[Collected data]
━━━
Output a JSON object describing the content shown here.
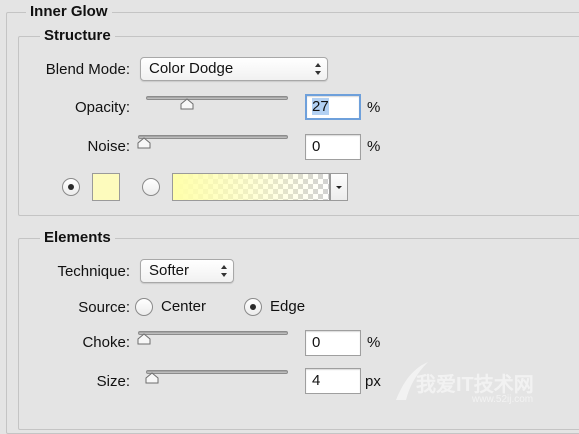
{
  "panel_title": "Inner Glow",
  "structure": {
    "title": "Structure",
    "blend_mode_label": "Blend Mode:",
    "blend_mode_value": "Color Dodge",
    "opacity_label": "Opacity:",
    "opacity_value": "27",
    "opacity_level": 0.27,
    "opacity_unit": "%",
    "noise_label": "Noise:",
    "noise_value": "0",
    "noise_level": 0,
    "noise_unit": "%",
    "color_mode": "solid",
    "glow_color": "#fdfbbd"
  },
  "elements": {
    "title": "Elements",
    "technique_label": "Technique:",
    "technique_value": "Softer",
    "source_label": "Source:",
    "source_center": "Center",
    "source_edge": "Edge",
    "source_selected": "Edge",
    "choke_label": "Choke:",
    "choke_value": "0",
    "choke_unit": "%",
    "size_label": "Size:",
    "size_value": "4",
    "size_unit": "px"
  },
  "watermark": {
    "text": "我爱IT技术网",
    "url": "www.52ij.com"
  }
}
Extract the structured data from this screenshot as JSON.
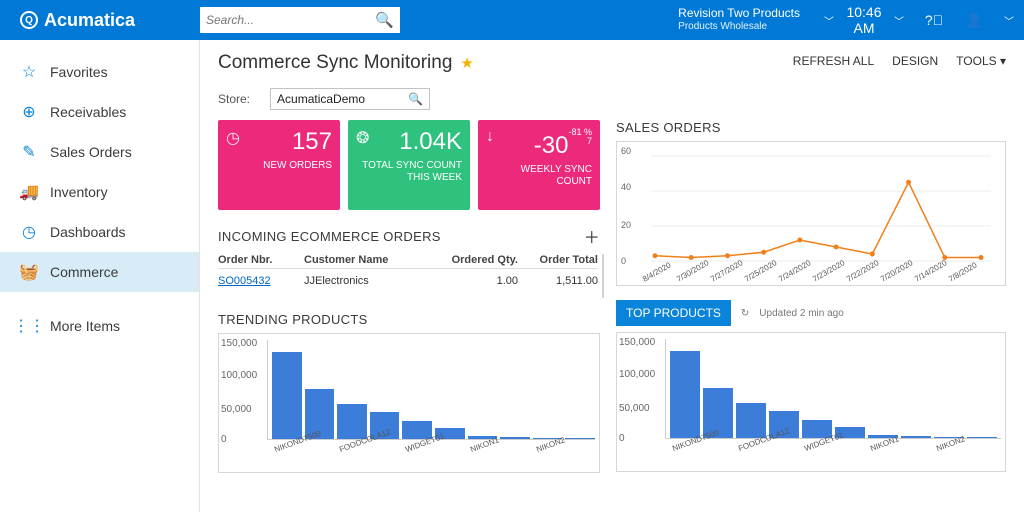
{
  "brand": "Acumatica",
  "search": {
    "placeholder": "Search..."
  },
  "tenant": {
    "name": "Revision Two Products",
    "sub": "Products Wholesale"
  },
  "clock": "10:46 AM",
  "sidebar": {
    "items": [
      {
        "label": "Favorites",
        "icon": "☆"
      },
      {
        "label": "Receivables",
        "icon": "⊕"
      },
      {
        "label": "Sales Orders",
        "icon": "✎"
      },
      {
        "label": "Inventory",
        "icon": "🚚"
      },
      {
        "label": "Dashboards",
        "icon": "◷"
      },
      {
        "label": "Commerce",
        "icon": "🧺"
      },
      {
        "label": "More Items",
        "icon": "⋮⋮"
      }
    ]
  },
  "page": {
    "title": "Commerce Sync Monitoring"
  },
  "actions": {
    "refresh": "REFRESH ALL",
    "design": "DESIGN",
    "tools": "TOOLS"
  },
  "store": {
    "label": "Store:",
    "value": "AcumaticaDemo"
  },
  "cards": {
    "new_orders": {
      "value": "157",
      "label": "NEW ORDERS"
    },
    "total_sync": {
      "value": "1.04K",
      "label": "TOTAL SYNC COUNT THIS WEEK"
    },
    "weekly_sync": {
      "value": "-30",
      "delta_pct": "-81 %",
      "delta_n": "7",
      "label": "WEEKLY SYNC COUNT"
    }
  },
  "incoming": {
    "title": "INCOMING ECOMMERCE ORDERS",
    "cols": {
      "nbr": "Order Nbr.",
      "cust": "Customer Name",
      "qty": "Ordered Qty.",
      "total": "Order Total"
    },
    "row": {
      "nbr": "SO005432",
      "cust": "JJElectronics",
      "qty": "1.00",
      "total": "1,511.00"
    }
  },
  "trending": {
    "title": "TRENDING PRODUCTS"
  },
  "sales_orders": {
    "title": "SALES ORDERS"
  },
  "top_products": {
    "title": "TOP PRODUCTS",
    "updated": "Updated 2 min ago"
  },
  "chart_data": [
    {
      "type": "line",
      "name": "sales_orders",
      "title": "SALES ORDERS",
      "ylim": [
        0,
        60
      ],
      "yticks": [
        0,
        20,
        40,
        60
      ],
      "categories": [
        "8/4/2020",
        "7/30/2020",
        "7/27/2020",
        "7/25/2020",
        "7/24/2020",
        "7/23/2020",
        "7/22/2020",
        "7/20/2020",
        "7/14/2020",
        "7/8/2020"
      ],
      "values": [
        3,
        2,
        3,
        5,
        12,
        8,
        4,
        45,
        2,
        2
      ]
    },
    {
      "type": "bar",
      "name": "trending_products",
      "title": "TRENDING PRODUCTS",
      "ylim": [
        0,
        150000
      ],
      "yticks": [
        0,
        50000,
        100000,
        150000
      ],
      "categories": [
        "NIKOND7500",
        "FOODCOLA12",
        "WIDGET01",
        "NIKON1",
        "NIKON2"
      ],
      "values": [
        130000,
        75000,
        52000,
        41000,
        27000,
        16000,
        4000,
        3000,
        2000,
        2000
      ]
    },
    {
      "type": "bar",
      "name": "top_products",
      "title": "TOP PRODUCTS",
      "ylim": [
        0,
        150000
      ],
      "yticks": [
        0,
        50000,
        100000,
        150000
      ],
      "categories": [
        "NIKOND7500",
        "FOODCOLA12",
        "WIDGET01",
        "NIKON1",
        "NIKON2"
      ],
      "values": [
        130000,
        75000,
        52000,
        41000,
        27000,
        16000,
        4000,
        3000,
        2000,
        2000
      ]
    }
  ]
}
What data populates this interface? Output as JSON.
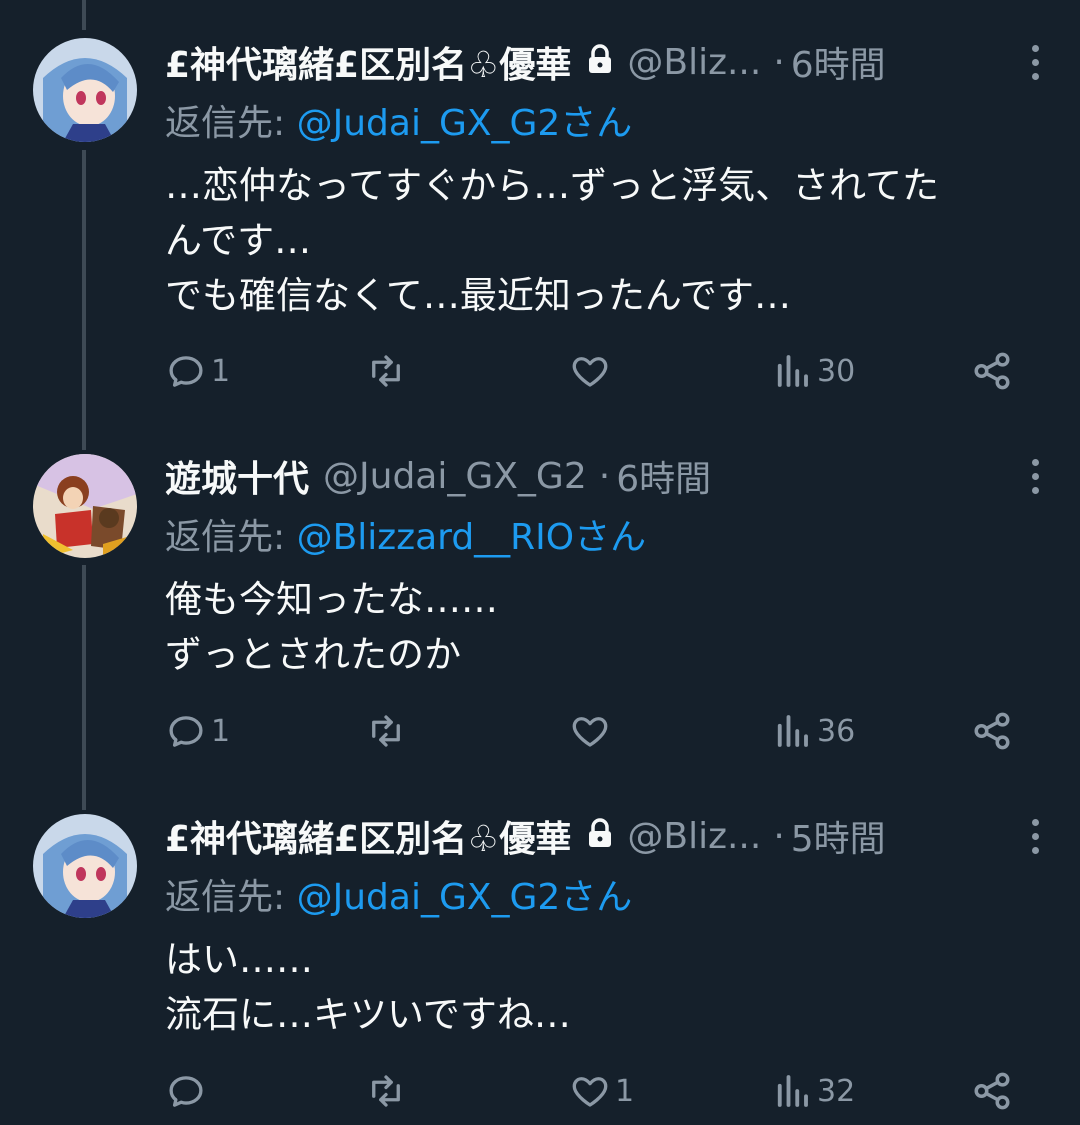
{
  "tweets": [
    {
      "name": "£神代璃緒£区別名♧優華",
      "handle": "@Bliz...",
      "dot": "·",
      "time": "6時間",
      "reply_prefix": "返信先:",
      "reply_mention": "@Judai_GX_G2さん",
      "text": "…恋仲なってすぐから…ずっと浮気、されてた\nんです…\nでも確信なくて…最近知ったんです…",
      "stats": {
        "reply": "1",
        "retweet": "",
        "like": "",
        "views": "30"
      }
    },
    {
      "name": "遊城十代",
      "handle": "@Judai_GX_G2",
      "dot": "·",
      "time": "6時間",
      "reply_prefix": "返信先:",
      "reply_mention": "@Blizzard__RIOさん",
      "text": "俺も今知ったな……\nずっとされたのか",
      "stats": {
        "reply": "1",
        "retweet": "",
        "like": "",
        "views": "36"
      }
    },
    {
      "name": "£神代璃緒£区別名♧優華",
      "handle": "@Bliz...",
      "dot": "·",
      "time": "5時間",
      "reply_prefix": "返信先:",
      "reply_mention": "@Judai_GX_G2さん",
      "text": "はい……\n流石に…キツいですね…",
      "stats": {
        "reply": "",
        "retweet": "",
        "like": "1",
        "views": "32"
      }
    }
  ],
  "icons": {
    "reply": "reply-icon",
    "retweet": "retweet-icon",
    "like": "heart-icon",
    "views": "views-icon",
    "share": "share-icon",
    "lock": "lock-icon",
    "more": "more-icon"
  },
  "colors": {
    "background": "#15202b",
    "text": "#f7f9f9",
    "secondary": "#8b98a5",
    "link": "#1d9bf0"
  }
}
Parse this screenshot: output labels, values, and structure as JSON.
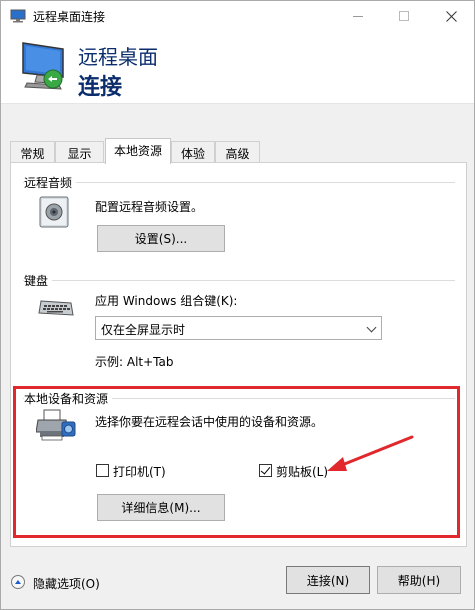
{
  "window": {
    "title": "远程桌面连接",
    "header_line1": "远程桌面",
    "header_line2": "连接"
  },
  "tabs": [
    {
      "label": "常规"
    },
    {
      "label": "显示"
    },
    {
      "label": "本地资源"
    },
    {
      "label": "体验"
    },
    {
      "label": "高级"
    }
  ],
  "audio": {
    "title": "远程音频",
    "description": "配置远程音频设置。",
    "settings_button": "设置(S)..."
  },
  "keyboard": {
    "title": "键盘",
    "description": "应用 Windows 组合键(K):",
    "select_value": "仅在全屏显示时",
    "example": "示例: Alt+Tab"
  },
  "local_devices": {
    "title": "本地设备和资源",
    "description": "选择你要在远程会话中使用的设备和资源。",
    "printer_label": "打印机(T)",
    "printer_checked": false,
    "clipboard_label": "剪贴板(L)",
    "clipboard_checked": true,
    "details_button": "详细信息(M)..."
  },
  "footer": {
    "hide_options": "隐藏选项(O)",
    "connect_button": "连接(N)",
    "help_button": "帮助(H)"
  },
  "colors": {
    "highlight": "#e0282d",
    "header_text": "#0b2d6e"
  }
}
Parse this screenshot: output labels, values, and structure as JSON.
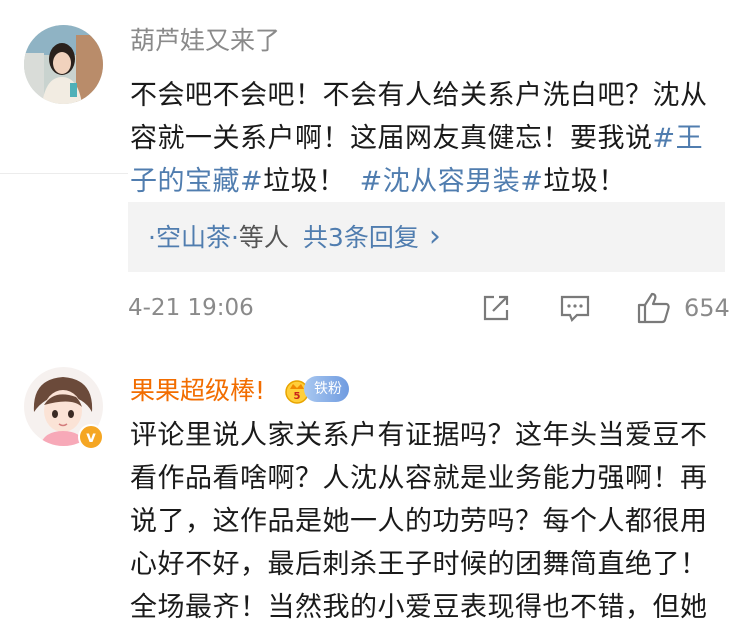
━━━
OBJECTIVE: Extract the full listing above verbatim; pictures are to be left out of the copy.

OUTPUT OF THE EXERCISE:
Output a JSON object describing the content shown here.
{
  "panel_title": "Inner Glow",
  "structure": {
    "title": "Structure",
    "blend_mode_label": "Blend Mode:",
    "blend_mode_value": "Color Dodge",
    "opacity_label": "Opacity:",
    "opacity_value": "27",
    "opacity_level": 0.27,
    "opacity_unit": "%",
    "noise_label": "Noise:",
    "noise_value": "0",
    "noise_level": 0,
    "noise_unit": "%",
    "color_mode": "solid",
    "glow_color": "#fdfbbd"
  },
  "elements": {
    "title": "Elements",
    "technique_label": "Technique:",
    "technique_value": "Softer",
    "source_label": "Source:",
    "source_center": "Center",
    "source_edge": "Edge",
    "source_selected": "Edge",
    "choke_label": "Choke:",
    "choke_value": "0",
    "choke_unit": "%",
    "size_label": "Size:",
    "size_value": "4",
    "size_unit": "px"
  },
  "watermark": {
    "text": "我爱IT技术网",
    "url": "www.52ij.com"
  }
}
Extract the structured data from this screenshot as JSON.
{
  "brand": "Acumatica",
  "search": {
    "placeholder": "Search..."
  },
  "tenant": {
    "name": "Revision Two Products",
    "sub": "Products Wholesale"
  },
  "clock": "10:46 AM",
  "sidebar": {
    "items": [
      {
        "label": "Favorites",
        "icon": "☆"
      },
      {
        "label": "Receivables",
        "icon": "⊕"
      },
      {
        "label": "Sales Orders",
        "icon": "✎"
      },
      {
        "label": "Inventory",
        "icon": "🚚"
      },
      {
        "label": "Dashboards",
        "icon": "◷"
      },
      {
        "label": "Commerce",
        "icon": "🧺"
      },
      {
        "label": "More Items",
        "icon": "⋮⋮"
      }
    ]
  },
  "page": {
    "title": "Commerce Sync Monitoring"
  },
  "actions": {
    "refresh": "REFRESH ALL",
    "design": "DESIGN",
    "tools": "TOOLS"
  },
  "store": {
    "label": "Store:",
    "value": "AcumaticaDemo"
  },
  "cards": {
    "new_orders": {
      "value": "157",
      "label": "NEW ORDERS"
    },
    "total_sync": {
      "value": "1.04K",
      "label": "TOTAL SYNC COUNT THIS WEEK"
    },
    "weekly_sync": {
      "value": "-30",
      "delta_pct": "-81 %",
      "delta_n": "7",
      "label": "WEEKLY SYNC COUNT"
    }
  },
  "incoming": {
    "title": "INCOMING ECOMMERCE ORDERS",
    "cols": {
      "nbr": "Order Nbr.",
      "cust": "Customer Name",
      "qty": "Ordered Qty.",
      "total": "Order Total"
    },
    "row": {
      "nbr": "SO005432",
      "cust": "JJElectronics",
      "qty": "1.00",
      "total": "1,511.00"
    }
  },
  "trending": {
    "title": "TRENDING PRODUCTS"
  },
  "sales_orders": {
    "title": "SALES ORDERS"
  },
  "top_products": {
    "title": "TOP PRODUCTS",
    "updated": "Updated 2 min ago"
  },
  "chart_data": [
    {
      "type": "line",
      "name": "sales_orders",
      "title": "SALES ORDERS",
      "ylim": [
        0,
        60
      ],
      "yticks": [
        0,
        20,
        40,
        60
      ],
      "categories": [
        "8/4/2020",
        "7/30/2020",
        "7/27/2020",
        "7/25/2020",
        "7/24/2020",
        "7/23/2020",
        "7/22/2020",
        "7/20/2020",
        "7/14/2020",
        "7/8/2020"
      ],
      "values": [
        3,
        2,
        3,
        5,
        12,
        8,
        4,
        45,
        2,
        2
      ]
    },
    {
      "type": "bar",
      "name": "trending_products",
      "title": "TRENDING PRODUCTS",
      "ylim": [
        0,
        150000
      ],
      "yticks": [
        0,
        50000,
        100000,
        150000
      ],
      "categories": [
        "NIKOND7500",
        "FOODCOLA12",
        "WIDGET01",
        "NIKON1",
        "NIKON2"
      ],
      "values": [
        130000,
        75000,
        52000,
        41000,
        27000,
        16000,
        4000,
        3000,
        2000,
        2000
      ]
    },
    {
      "type": "bar",
      "name": "top_products",
      "title": "TOP PRODUCTS",
      "ylim": [
        0,
        150000
      ],
      "yticks": [
        0,
        50000,
        100000,
        150000
      ],
      "categories": [
        "NIKOND7500",
        "FOODCOLA12",
        "WIDGET01",
        "NIKON1",
        "NIKON2"
      ],
      "values": [
        130000,
        75000,
        52000,
        41000,
        27000,
        16000,
        4000,
        3000,
        2000,
        2000
      ]
    }
  ]
}
What data populates this interface? Output as JSON.
{
  "tweets": [
    {
      "name": "£神代璃緒£区別名♧優華",
      "handle": "@Bliz...",
      "dot": "·",
      "time": "6時間",
      "reply_prefix": "返信先:",
      "reply_mention": "@Judai_GX_G2さん",
      "text": "…恋仲なってすぐから…ずっと浮気、されてた\nんです…\nでも確信なくて…最近知ったんです…",
      "stats": {
        "reply": "1",
        "retweet": "",
        "like": "",
        "views": "30"
      }
    },
    {
      "name": "遊城十代",
      "handle": "@Judai_GX_G2",
      "dot": "·",
      "time": "6時間",
      "reply_prefix": "返信先:",
      "reply_mention": "@Blizzard__RIOさん",
      "text": "俺も今知ったな……\nずっとされたのか",
      "stats": {
        "reply": "1",
        "retweet": "",
        "like": "",
        "views": "36"
      }
    },
    {
      "name": "£神代璃緒£区別名♧優華",
      "handle": "@Bliz...",
      "dot": "·",
      "time": "5時間",
      "reply_prefix": "返信先:",
      "reply_mention": "@Judai_GX_G2さん",
      "text": "はい……\n流石に…キツいですね…",
      "stats": {
        "reply": "",
        "retweet": "",
        "like": "1",
        "views": "32"
      }
    }
  ],
  "icons": {
    "reply": "reply-icon",
    "retweet": "retweet-icon",
    "like": "heart-icon",
    "views": "views-icon",
    "share": "share-icon",
    "lock": "lock-icon",
    "more": "more-icon"
  },
  "colors": {
    "background": "#15202b",
    "text": "#f7f9f9",
    "secondary": "#8b98a5",
    "link": "#1d9bf0"
  }
}
Parse this screenshot: output labels, values, and structure as JSON.
{
  "window": {
    "title": "远程桌面连接",
    "header_line1": "远程桌面",
    "header_line2": "连接"
  },
  "tabs": [
    {
      "label": "常规"
    },
    {
      "label": "显示"
    },
    {
      "label": "本地资源"
    },
    {
      "label": "体验"
    },
    {
      "label": "高级"
    }
  ],
  "audio": {
    "title": "远程音频",
    "description": "配置远程音频设置。",
    "settings_button": "设置(S)..."
  },
  "keyboard": {
    "title": "键盘",
    "description": "应用 Windows 组合键(K):",
    "select_value": "仅在全屏显示时",
    "example": "示例: Alt+Tab"
  },
  "local_devices": {
    "title": "本地设备和资源",
    "description": "选择你要在远程会话中使用的设备和资源。",
    "printer_label": "打印机(T)",
    "printer_checked": false,
    "clipboard_label": "剪贴板(L)",
    "clipboard_checked": true,
    "details_button": "详细信息(M)..."
  },
  "footer": {
    "hide_options": "隐藏选项(O)",
    "connect_button": "连接(N)",
    "help_button": "帮助(H)"
  },
  "colors": {
    "highlight": "#e0282d",
    "header_text": "#0b2d6e"
  }
}
Parse this screenshot: output labels, values, and structure as JSON.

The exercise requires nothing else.